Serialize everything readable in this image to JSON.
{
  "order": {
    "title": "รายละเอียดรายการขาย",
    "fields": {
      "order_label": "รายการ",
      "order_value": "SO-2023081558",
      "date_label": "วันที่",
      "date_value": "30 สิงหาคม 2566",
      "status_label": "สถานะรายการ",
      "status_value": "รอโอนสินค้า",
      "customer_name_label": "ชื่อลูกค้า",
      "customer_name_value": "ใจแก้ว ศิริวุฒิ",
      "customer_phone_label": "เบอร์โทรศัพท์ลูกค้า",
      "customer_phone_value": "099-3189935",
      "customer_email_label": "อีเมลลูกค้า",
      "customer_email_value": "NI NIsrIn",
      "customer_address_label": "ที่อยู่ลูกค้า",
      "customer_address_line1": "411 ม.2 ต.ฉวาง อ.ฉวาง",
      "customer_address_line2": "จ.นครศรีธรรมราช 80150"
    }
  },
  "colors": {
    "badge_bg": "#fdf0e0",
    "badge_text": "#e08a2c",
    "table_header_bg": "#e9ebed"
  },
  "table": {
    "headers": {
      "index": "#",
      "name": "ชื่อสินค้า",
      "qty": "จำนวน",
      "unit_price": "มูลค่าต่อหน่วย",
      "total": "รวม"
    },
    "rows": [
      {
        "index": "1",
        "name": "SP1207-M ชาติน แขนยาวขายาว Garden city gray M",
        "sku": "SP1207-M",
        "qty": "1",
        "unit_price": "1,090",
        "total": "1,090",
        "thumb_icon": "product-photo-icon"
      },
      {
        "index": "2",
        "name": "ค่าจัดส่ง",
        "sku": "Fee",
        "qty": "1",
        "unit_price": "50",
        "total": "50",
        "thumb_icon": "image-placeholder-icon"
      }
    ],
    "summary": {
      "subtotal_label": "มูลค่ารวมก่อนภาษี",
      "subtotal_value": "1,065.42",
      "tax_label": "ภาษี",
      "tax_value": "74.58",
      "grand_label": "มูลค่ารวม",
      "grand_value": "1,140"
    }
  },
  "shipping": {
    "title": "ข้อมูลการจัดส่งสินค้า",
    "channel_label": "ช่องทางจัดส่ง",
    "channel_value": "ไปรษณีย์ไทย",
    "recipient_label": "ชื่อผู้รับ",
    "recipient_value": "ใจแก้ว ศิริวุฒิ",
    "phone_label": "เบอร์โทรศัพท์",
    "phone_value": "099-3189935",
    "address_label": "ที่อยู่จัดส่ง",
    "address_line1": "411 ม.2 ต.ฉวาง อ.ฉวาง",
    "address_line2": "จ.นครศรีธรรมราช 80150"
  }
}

## Task goal
Collect from the data above every line that includes "นครศร".

## Result of the task
      "customer_address_line2": "จ.นครศรีธรรมราช 80150"
    "address_line2": "จ.นครศรีธรรมราช 80150"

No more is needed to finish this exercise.